**Data listing:**
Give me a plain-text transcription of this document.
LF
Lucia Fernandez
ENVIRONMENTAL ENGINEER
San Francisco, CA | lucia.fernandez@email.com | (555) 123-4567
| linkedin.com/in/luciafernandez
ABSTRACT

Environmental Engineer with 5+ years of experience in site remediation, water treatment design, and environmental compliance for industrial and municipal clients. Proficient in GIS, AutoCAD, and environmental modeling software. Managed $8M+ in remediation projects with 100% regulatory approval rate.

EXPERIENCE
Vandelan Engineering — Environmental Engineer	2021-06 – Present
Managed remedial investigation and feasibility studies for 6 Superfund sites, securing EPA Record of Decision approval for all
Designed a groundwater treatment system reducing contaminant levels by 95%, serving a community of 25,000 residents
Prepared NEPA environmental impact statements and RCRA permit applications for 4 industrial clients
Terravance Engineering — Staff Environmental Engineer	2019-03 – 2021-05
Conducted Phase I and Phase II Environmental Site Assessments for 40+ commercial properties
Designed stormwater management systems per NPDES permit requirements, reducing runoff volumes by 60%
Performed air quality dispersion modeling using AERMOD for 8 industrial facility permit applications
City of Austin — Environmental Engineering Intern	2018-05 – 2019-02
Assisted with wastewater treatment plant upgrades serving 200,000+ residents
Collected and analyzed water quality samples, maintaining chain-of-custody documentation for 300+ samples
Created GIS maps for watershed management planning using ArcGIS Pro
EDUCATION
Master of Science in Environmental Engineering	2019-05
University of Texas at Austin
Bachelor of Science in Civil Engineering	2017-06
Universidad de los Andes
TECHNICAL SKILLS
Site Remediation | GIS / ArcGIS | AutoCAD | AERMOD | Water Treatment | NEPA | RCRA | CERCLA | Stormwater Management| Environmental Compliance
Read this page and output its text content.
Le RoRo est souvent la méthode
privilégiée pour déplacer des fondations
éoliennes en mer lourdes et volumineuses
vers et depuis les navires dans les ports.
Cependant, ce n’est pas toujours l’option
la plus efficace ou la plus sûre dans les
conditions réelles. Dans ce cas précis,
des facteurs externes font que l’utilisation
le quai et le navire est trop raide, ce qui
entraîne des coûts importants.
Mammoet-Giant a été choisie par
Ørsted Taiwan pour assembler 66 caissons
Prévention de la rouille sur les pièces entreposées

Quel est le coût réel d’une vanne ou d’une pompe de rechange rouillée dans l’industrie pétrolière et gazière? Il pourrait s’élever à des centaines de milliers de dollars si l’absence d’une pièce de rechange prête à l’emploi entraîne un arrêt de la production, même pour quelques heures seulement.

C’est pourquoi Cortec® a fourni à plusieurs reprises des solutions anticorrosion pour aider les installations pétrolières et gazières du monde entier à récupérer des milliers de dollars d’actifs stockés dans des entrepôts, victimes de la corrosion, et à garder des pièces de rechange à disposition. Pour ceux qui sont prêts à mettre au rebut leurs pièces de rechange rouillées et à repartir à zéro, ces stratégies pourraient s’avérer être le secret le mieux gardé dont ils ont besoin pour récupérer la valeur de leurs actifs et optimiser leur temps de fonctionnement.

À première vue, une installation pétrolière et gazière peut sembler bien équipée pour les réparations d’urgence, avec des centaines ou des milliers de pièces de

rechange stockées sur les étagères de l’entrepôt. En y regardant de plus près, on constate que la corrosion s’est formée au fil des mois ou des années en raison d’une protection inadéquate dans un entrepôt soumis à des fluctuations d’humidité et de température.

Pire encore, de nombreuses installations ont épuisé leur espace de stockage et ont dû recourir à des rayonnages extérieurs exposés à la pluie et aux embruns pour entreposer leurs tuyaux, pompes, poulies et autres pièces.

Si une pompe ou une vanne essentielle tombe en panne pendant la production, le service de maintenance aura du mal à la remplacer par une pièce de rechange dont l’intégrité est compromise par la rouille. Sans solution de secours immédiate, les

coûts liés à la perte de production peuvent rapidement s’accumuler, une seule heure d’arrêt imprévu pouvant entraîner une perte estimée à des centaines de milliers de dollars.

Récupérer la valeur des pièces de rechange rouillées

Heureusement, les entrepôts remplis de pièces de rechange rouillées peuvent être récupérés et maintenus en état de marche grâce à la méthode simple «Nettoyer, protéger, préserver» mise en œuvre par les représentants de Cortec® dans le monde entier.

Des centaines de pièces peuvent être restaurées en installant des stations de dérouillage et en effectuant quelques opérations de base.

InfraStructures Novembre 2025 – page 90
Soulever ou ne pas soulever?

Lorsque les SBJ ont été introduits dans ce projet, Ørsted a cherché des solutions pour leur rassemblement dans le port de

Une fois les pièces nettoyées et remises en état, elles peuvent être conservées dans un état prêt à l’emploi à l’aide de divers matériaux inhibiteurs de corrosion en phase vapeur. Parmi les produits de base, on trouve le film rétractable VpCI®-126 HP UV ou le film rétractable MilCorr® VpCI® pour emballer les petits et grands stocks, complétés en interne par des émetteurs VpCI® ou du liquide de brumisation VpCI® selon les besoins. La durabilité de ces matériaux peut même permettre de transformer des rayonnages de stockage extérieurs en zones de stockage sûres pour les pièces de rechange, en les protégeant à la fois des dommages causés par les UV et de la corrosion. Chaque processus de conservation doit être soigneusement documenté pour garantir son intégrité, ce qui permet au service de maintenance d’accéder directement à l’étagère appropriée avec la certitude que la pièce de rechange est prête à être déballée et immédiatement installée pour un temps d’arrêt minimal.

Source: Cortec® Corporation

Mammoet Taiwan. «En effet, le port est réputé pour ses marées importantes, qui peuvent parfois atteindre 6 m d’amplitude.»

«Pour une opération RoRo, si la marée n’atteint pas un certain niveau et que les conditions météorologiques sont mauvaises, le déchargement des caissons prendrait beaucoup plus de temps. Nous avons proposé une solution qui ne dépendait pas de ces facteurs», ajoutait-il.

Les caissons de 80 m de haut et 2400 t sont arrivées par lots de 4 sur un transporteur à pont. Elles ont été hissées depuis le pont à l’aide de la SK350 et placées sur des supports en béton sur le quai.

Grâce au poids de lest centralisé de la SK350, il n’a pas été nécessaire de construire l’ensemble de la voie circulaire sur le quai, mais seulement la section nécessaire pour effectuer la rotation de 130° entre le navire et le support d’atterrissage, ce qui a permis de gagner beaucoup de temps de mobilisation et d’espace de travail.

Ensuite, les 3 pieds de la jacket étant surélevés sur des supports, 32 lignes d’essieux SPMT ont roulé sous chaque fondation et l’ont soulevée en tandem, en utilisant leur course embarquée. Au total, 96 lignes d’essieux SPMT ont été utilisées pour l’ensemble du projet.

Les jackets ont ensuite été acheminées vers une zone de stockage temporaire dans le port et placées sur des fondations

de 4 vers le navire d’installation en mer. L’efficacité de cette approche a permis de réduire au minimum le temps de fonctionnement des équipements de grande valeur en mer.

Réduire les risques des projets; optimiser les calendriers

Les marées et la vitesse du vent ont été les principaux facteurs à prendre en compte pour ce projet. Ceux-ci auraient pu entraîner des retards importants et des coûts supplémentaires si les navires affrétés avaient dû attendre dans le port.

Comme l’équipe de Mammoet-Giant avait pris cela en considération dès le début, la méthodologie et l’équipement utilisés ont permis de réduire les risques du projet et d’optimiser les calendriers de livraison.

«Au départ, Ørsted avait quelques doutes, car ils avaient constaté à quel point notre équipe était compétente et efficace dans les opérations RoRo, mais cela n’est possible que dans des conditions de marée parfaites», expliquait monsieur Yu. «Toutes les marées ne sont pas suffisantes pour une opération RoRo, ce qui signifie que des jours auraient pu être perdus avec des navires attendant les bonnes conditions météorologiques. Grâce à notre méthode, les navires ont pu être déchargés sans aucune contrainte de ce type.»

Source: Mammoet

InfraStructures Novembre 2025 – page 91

**Aim of the task:** Return each line of the listing that holds the string "calendriers".

**Completed exercise:**
Réduire les risques des projets; optimiser les calendriers
Comme l’équipe de Mammoet-Giant avait pris cela en considération dès le début, la méthodologie et l’équipement utilisés ont permis de réduire les risques du projet et d’optimiser les calendriers de livraison.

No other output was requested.